[START Records to use]

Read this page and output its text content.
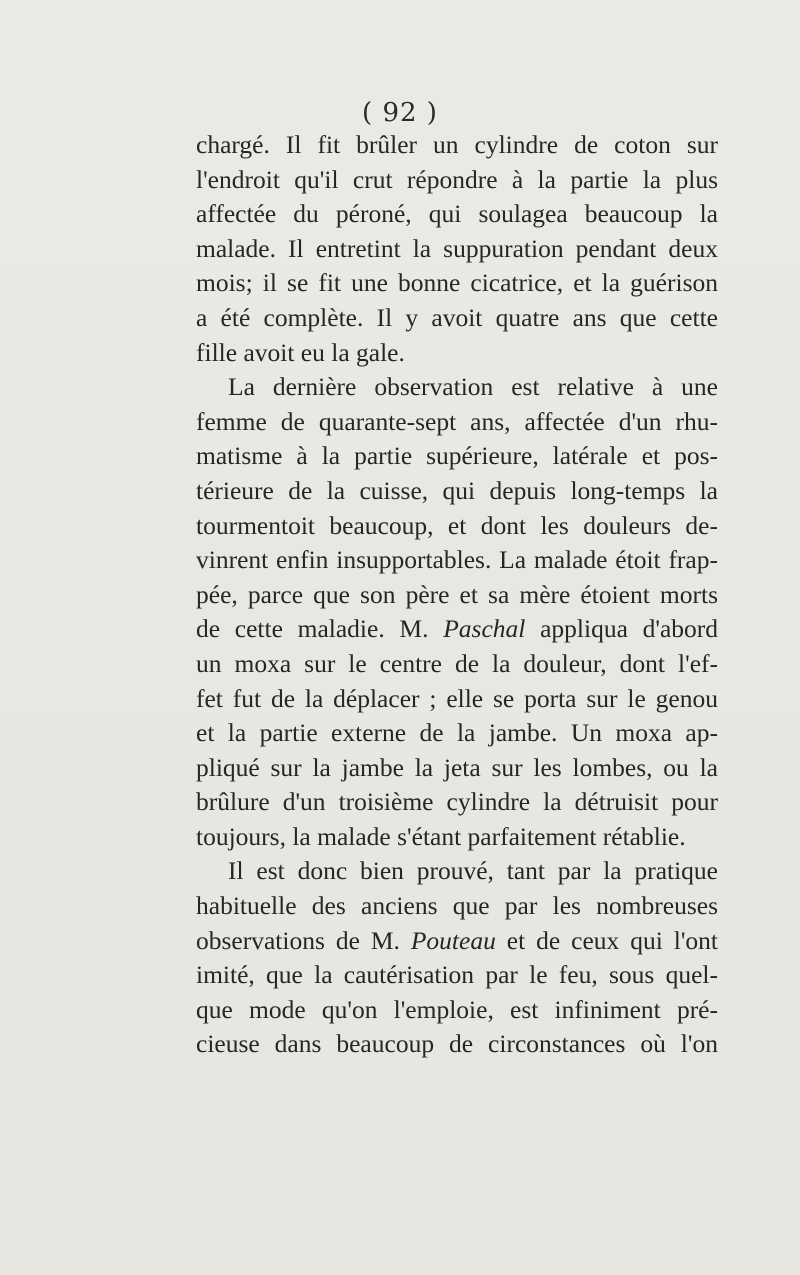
( 92 )
chargé. Il fit brûler un cylindre de coton sur
l'endroit qu'il crut répondre à la partie la plus
affectée du péroné, qui soulagea beaucoup la
malade. Il entretint la suppuration pendant deux
mois; il se fit une bonne cicatrice, et la guérison
a été complète. Il y avoit quatre ans que cette
fille avoit eu la gale.
La dernière observation est relative à une
femme de quarante-sept ans, affectée d'un rhu-
matisme à la partie supérieure, latérale et pos-
térieure de la cuisse, qui depuis long-temps la
tourmentoit beaucoup, et dont les douleurs de-
vinrent enfin insupportables. La malade étoit frap-
pée, parce que son père et sa mère étoient morts
de cette maladie. M. Paschal appliqua d'abord
un moxa sur le centre de la douleur, dont l'ef-
fet fut de la déplacer ; elle se porta sur le genou
et la partie externe de la jambe. Un moxa ap-
pliqué sur la jambe la jeta sur les lombes, ou la
brûlure d'un troisième cylindre la détruisit pour
toujours, la malade s'étant parfaitement rétablie.
Il est donc bien prouvé, tant par la pratique
habituelle des anciens que par les nombreuses
observations de M. Pouteau et de ceux qui l'ont
imité, que la cautérisation par le feu, sous quel-
que mode qu'on l'emploie, est infiniment pré-
cieuse dans beaucoup de circonstances où l'on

[END Records to use]

Problem to work on | Write the entries above out again exactly, but not the pictures.

Result of the task |
Read this page and output its text content.
( 92 )
chargé. Il fit brûler un cylindre de coton sur
l'endroit qu'il crut répondre à la partie la plus
affectée du péroné, qui soulagea beaucoup la
malade. Il entretint la suppuration pendant deux
mois; il se fit une bonne cicatrice, et la guérison
a été complète. Il y avoit quatre ans que cette
fille avoit eu la gale.
La dernière observation est relative à une
femme de quarante-sept ans, affectée d'un rhu-
matisme à la partie supérieure, latérale et pos-
térieure de la cuisse, qui depuis long-temps la
tourmentoit beaucoup, et dont les douleurs de-
vinrent enfin insupportables. La malade étoit frap-
pée, parce que son père et sa mère étoient morts
de cette maladie. M. Paschal appliqua d'abord
un moxa sur le centre de la douleur, dont l'ef-
fet fut de la déplacer ; elle se porta sur le genou
et la partie externe de la jambe. Un moxa ap-
pliqué sur la jambe la jeta sur les lombes, ou la
brûlure d'un troisième cylindre la détruisit pour
toujours, la malade s'étant parfaitement rétablie.
Il est donc bien prouvé, tant par la pratique
habituelle des anciens que par les nombreuses
observations de M. Pouteau et de ceux qui l'ont
imité, que la cautérisation par le feu, sous quel-
que mode qu'on l'emploie, est infiniment pré-
cieuse dans beaucoup de circonstances où l'on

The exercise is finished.